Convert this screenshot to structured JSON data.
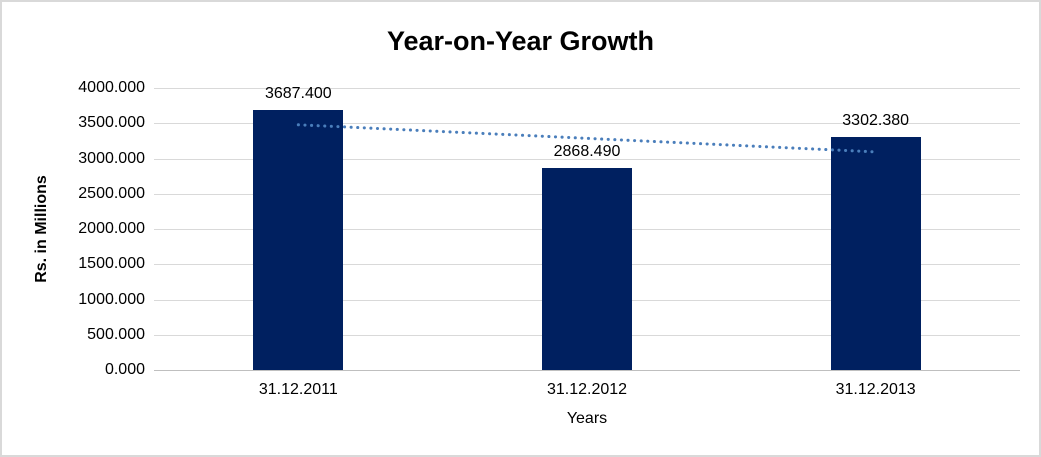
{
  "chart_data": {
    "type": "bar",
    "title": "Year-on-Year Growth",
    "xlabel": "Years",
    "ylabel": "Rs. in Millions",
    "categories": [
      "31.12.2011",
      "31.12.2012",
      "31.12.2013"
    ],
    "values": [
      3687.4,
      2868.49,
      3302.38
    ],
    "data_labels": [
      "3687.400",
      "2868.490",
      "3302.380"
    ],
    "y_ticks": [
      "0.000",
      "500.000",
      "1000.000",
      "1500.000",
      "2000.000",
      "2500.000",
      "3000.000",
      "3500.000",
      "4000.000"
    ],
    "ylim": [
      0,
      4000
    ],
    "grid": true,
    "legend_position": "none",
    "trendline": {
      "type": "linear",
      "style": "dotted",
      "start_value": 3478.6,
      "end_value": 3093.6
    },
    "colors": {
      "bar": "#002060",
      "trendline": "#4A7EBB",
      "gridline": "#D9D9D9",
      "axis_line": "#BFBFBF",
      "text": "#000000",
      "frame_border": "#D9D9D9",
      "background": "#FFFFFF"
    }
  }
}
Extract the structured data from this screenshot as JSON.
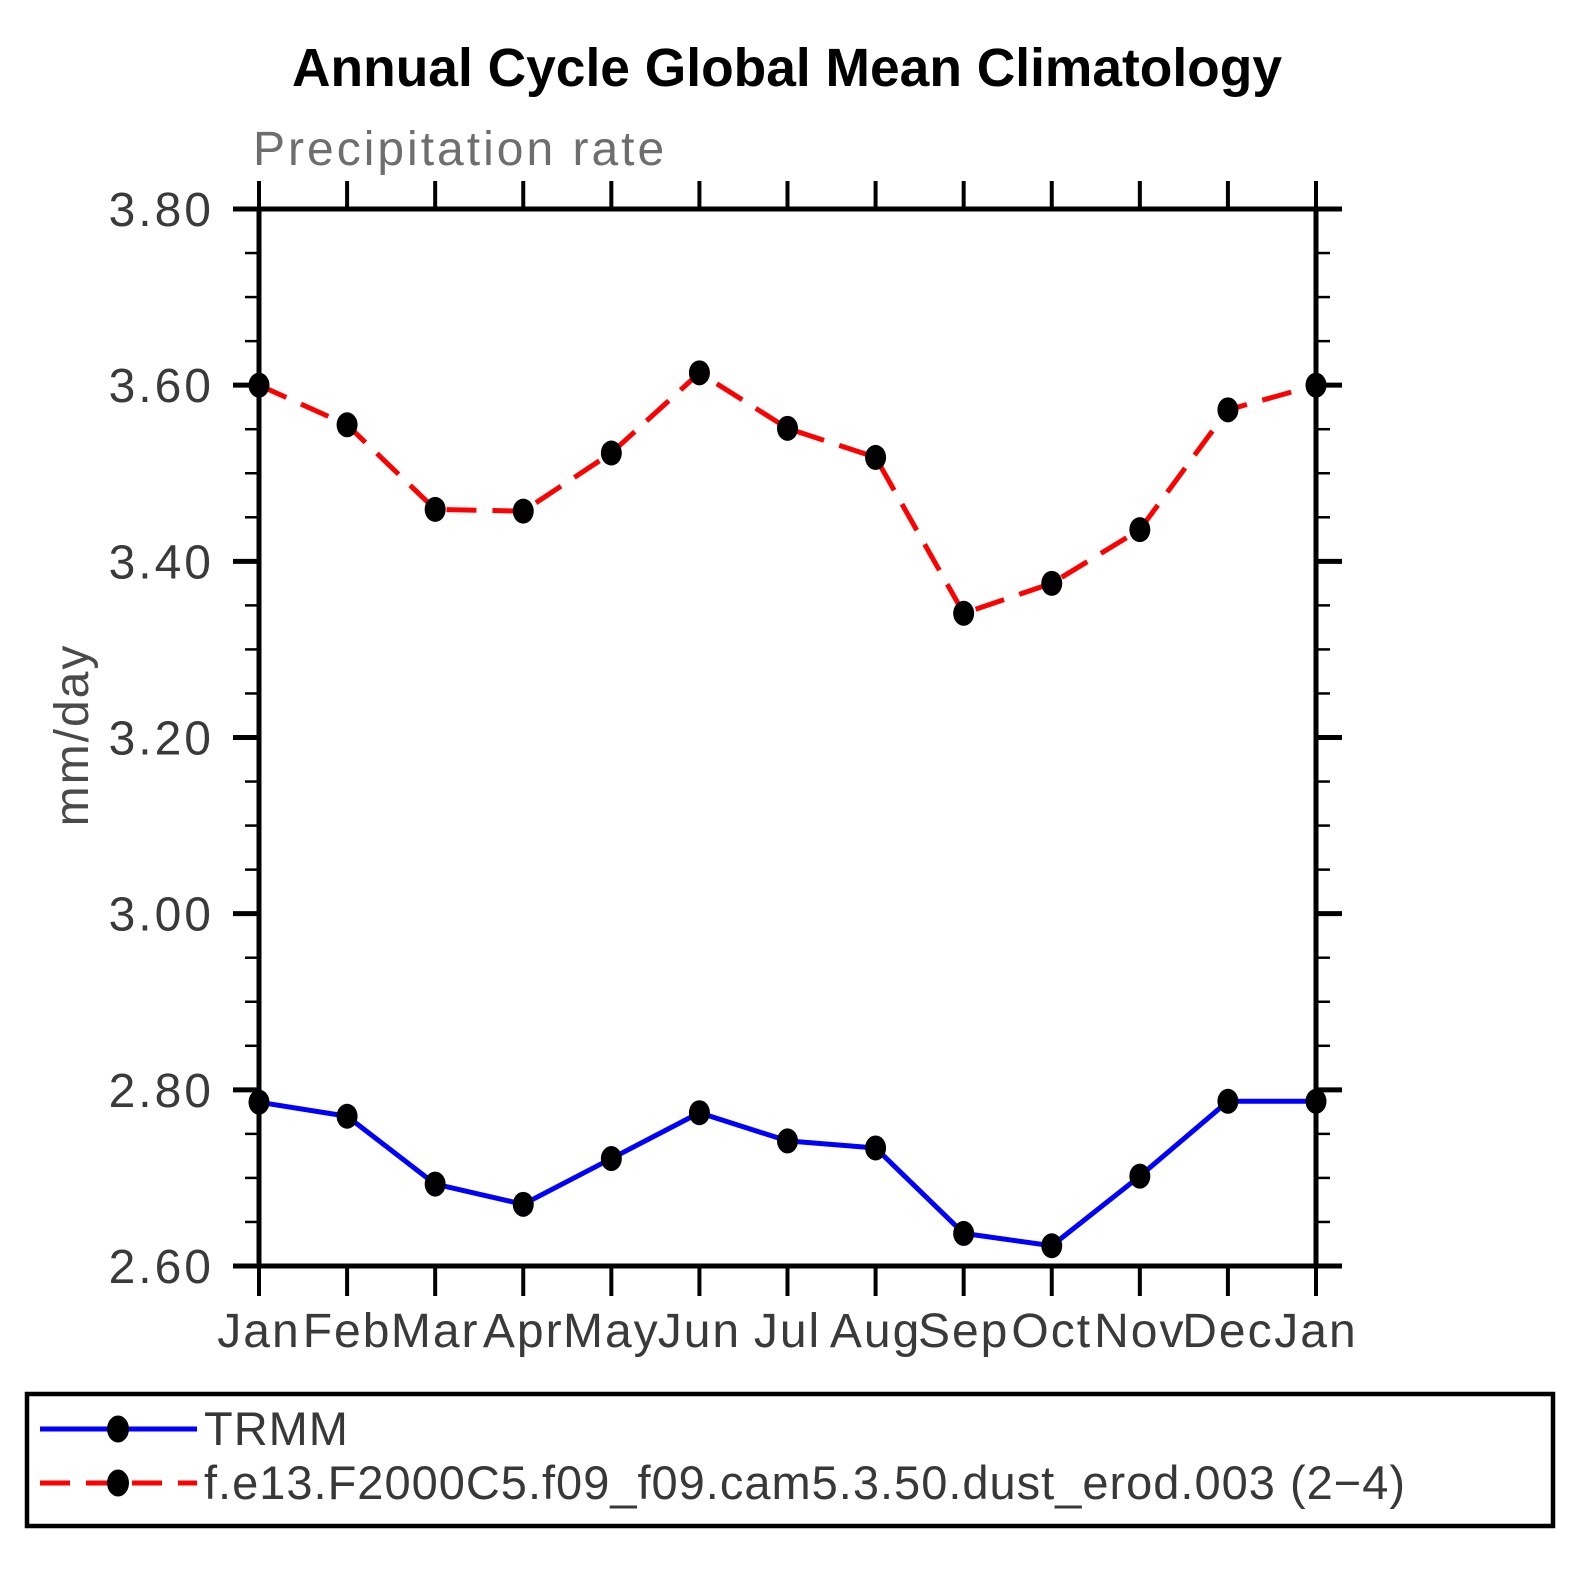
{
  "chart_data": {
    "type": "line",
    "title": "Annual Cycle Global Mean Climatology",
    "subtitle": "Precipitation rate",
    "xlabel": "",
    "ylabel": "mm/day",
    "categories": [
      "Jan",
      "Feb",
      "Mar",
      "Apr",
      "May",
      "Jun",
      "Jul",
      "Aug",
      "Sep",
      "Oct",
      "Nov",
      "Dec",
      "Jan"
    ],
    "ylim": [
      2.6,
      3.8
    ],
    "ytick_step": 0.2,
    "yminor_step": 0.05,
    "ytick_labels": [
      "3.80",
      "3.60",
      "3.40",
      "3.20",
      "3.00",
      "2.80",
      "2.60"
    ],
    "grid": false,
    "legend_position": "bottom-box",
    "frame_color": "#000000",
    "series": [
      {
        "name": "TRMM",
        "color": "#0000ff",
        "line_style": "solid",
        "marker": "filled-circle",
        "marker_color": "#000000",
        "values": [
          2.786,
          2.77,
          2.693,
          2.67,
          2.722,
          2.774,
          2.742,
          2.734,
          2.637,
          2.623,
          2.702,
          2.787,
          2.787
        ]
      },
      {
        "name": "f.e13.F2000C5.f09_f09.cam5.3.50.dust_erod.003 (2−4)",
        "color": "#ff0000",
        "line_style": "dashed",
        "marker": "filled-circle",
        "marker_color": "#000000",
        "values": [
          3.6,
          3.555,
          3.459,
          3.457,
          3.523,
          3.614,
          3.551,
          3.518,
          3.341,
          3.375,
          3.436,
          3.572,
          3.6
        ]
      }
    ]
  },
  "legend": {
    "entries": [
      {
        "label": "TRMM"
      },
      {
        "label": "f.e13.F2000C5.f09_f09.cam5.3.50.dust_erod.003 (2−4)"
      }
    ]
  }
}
☆ ☆ ☆ ☆
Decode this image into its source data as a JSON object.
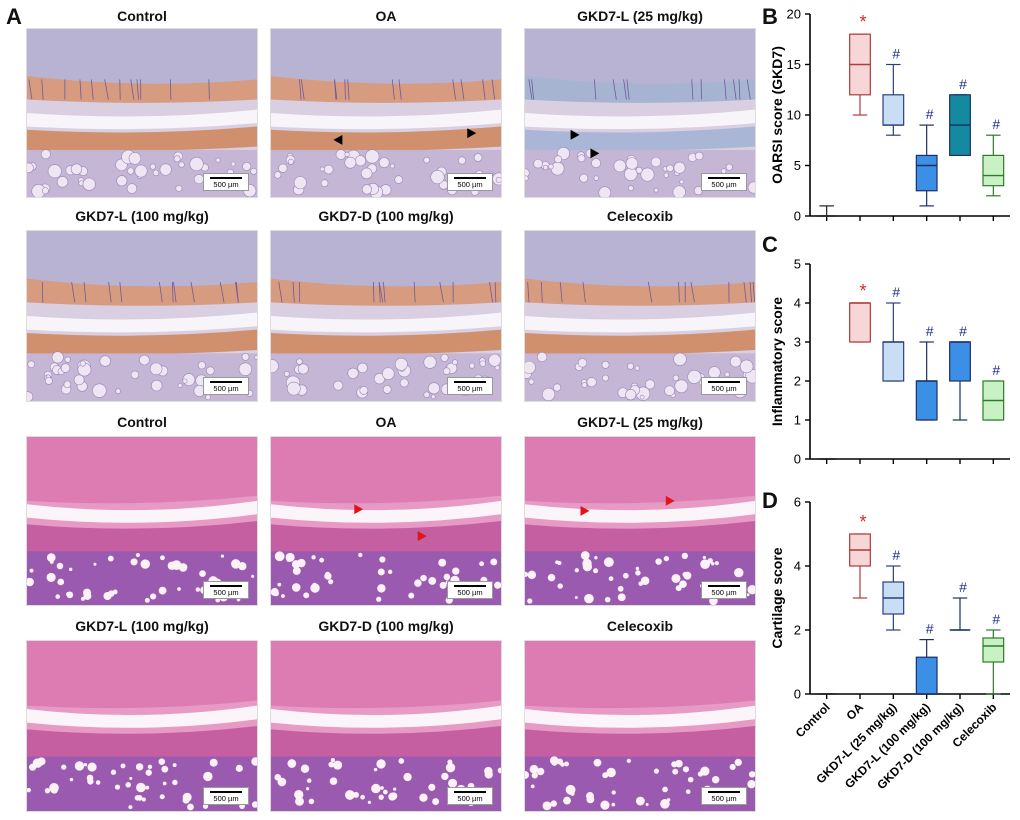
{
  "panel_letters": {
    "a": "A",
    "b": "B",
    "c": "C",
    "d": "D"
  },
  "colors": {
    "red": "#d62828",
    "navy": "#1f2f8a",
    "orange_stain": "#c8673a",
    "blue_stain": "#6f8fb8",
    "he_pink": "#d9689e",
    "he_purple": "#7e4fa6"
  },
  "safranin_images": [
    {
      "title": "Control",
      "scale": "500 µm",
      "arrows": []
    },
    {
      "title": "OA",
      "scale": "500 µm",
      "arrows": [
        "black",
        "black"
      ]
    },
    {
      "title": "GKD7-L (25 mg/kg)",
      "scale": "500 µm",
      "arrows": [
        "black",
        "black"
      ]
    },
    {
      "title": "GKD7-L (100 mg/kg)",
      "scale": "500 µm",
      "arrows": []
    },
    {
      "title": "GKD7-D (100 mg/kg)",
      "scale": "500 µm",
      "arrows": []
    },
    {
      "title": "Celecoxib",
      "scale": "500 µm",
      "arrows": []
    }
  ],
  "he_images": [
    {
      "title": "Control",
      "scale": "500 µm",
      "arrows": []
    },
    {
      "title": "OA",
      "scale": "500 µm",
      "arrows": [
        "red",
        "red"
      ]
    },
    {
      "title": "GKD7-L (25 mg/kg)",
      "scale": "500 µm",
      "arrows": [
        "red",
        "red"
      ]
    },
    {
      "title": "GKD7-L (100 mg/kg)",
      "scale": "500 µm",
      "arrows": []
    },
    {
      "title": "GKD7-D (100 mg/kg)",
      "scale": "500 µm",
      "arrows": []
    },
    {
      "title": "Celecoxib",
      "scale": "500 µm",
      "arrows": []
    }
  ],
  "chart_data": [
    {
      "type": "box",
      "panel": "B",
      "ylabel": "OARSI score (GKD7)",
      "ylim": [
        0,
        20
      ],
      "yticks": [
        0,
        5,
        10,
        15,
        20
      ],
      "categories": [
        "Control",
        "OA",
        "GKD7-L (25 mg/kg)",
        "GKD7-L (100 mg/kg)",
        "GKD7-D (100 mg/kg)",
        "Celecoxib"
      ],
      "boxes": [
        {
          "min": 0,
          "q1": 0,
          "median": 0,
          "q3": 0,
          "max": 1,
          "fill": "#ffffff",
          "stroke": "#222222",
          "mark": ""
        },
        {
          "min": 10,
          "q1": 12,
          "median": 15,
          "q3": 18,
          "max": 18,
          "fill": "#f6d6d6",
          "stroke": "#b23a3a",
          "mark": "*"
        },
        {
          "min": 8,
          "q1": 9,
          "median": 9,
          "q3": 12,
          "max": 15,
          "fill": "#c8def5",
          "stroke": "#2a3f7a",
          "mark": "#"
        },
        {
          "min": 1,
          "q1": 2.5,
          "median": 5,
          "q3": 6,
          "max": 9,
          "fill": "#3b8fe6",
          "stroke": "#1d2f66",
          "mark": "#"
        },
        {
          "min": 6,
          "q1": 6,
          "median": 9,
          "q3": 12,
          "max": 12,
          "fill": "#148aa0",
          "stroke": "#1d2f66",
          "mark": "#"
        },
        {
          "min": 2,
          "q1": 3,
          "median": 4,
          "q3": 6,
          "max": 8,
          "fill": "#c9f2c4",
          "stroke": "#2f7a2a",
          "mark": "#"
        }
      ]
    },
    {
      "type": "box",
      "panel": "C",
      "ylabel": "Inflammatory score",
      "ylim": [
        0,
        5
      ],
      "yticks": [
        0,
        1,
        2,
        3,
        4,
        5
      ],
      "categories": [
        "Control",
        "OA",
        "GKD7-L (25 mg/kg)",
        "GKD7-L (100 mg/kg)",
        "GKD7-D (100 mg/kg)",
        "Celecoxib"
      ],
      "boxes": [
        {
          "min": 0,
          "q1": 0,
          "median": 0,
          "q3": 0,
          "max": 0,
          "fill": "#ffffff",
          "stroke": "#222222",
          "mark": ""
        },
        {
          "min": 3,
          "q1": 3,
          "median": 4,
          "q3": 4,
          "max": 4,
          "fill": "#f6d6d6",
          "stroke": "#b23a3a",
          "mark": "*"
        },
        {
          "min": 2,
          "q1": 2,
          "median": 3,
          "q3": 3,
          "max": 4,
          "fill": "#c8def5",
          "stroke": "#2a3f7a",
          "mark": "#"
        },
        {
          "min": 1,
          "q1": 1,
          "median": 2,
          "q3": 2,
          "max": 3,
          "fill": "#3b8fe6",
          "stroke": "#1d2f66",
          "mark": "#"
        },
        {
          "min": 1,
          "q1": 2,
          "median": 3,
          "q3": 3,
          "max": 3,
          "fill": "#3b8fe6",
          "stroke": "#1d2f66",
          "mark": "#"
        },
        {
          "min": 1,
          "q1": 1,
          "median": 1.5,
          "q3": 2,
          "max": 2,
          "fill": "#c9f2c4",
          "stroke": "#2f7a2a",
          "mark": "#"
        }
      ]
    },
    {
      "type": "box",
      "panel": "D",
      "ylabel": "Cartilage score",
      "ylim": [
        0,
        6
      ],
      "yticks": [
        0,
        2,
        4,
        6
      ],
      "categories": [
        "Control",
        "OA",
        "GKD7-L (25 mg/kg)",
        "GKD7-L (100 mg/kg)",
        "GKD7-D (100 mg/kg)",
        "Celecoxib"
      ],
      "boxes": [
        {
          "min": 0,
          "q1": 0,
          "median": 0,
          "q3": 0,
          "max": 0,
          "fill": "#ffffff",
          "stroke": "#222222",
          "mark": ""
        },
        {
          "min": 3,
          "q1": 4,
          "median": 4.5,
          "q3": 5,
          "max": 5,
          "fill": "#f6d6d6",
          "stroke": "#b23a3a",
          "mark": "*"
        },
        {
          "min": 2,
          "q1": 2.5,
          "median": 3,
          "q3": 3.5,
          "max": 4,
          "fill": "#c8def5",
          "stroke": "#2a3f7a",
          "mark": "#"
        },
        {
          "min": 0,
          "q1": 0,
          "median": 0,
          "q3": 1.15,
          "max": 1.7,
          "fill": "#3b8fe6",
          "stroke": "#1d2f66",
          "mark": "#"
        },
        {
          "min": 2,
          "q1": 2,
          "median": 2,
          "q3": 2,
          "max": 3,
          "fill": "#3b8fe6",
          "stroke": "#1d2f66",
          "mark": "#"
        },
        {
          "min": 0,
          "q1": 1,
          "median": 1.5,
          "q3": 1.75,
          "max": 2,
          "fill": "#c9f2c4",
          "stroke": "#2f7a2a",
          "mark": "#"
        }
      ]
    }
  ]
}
☆ ☆ ☆ ☆
Goal of the exercise:
Pull out the lines above in which the word "JSON" appears.

Answer to this problem:
Convert this screenshot to structured JSON data.
Extract the structured data from this screenshot as JSON.
Decode this image into its source data as a JSON object.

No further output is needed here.